▸ Directive
Write out each line of the items below word for word, omitting the pictures.

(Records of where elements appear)
####################
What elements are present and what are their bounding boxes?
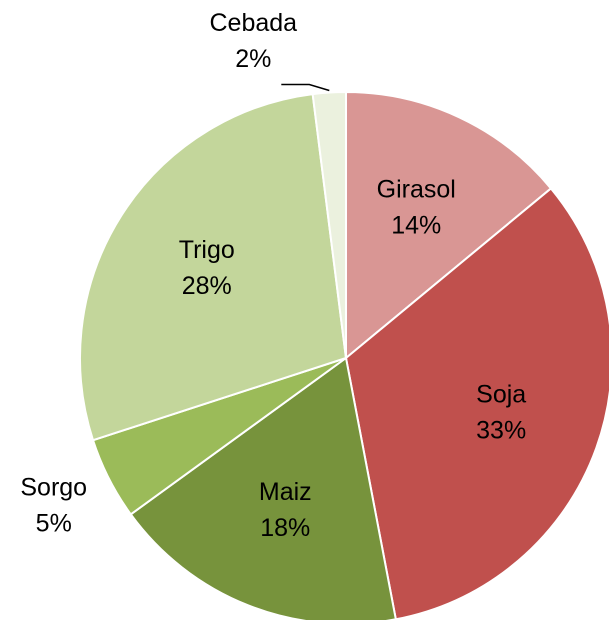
slice-label: Girasol [377,175,456,203]
pie-slice [311,90,347,359]
slice-value-label: 2% [235,45,271,73]
slice-value-label: 33% [476,416,526,444]
pie-slice [129,356,397,620]
slice-label: Cebada [210,9,298,37]
slice-value-label: 14% [391,211,441,239]
pie-slice [345,90,553,361]
slice-label: Trigo [179,236,235,264]
slice-label: Maiz [259,478,312,506]
leader-line [281,83,330,92]
slice-value-label: 5% [36,510,72,538]
slice-label: Soja [476,380,526,408]
slice-value-label: 18% [260,514,310,542]
pie-slice [79,92,348,442]
slice-value-label: 28% [182,272,232,300]
slice-label: Sorgo [20,474,87,502]
pie-slice [344,187,609,620]
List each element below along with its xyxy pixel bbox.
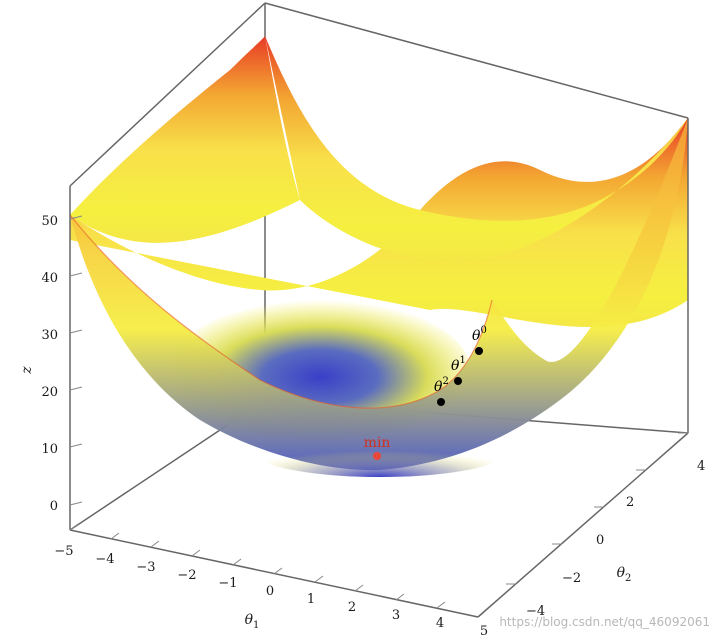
####################
▸ Output below
What elements are present and what are their bounding boxes?
slice-label: Girasol [377,175,456,203]
pie-slice [311,90,347,359]
slice-value-label: 2% [235,45,271,73]
slice-value-label: 33% [476,416,526,444]
pie-slice [129,356,397,620]
slice-label: Cebada [210,9,298,37]
slice-value-label: 14% [391,211,441,239]
pie-slice [345,90,553,361]
slice-label: Trigo [179,236,235,264]
slice-label: Maiz [259,478,312,506]
leader-line [281,83,330,92]
slice-value-label: 5% [36,510,72,538]
slice-label: Soja [476,380,526,408]
slice-value-label: 18% [260,514,310,542]
pie-slice [79,92,348,442]
slice-value-label: 28% [182,272,232,300]
slice-label: Sorgo [20,474,87,502]
pie-slice [344,187,609,620]
List each element below along with its xyxy pixel bbox.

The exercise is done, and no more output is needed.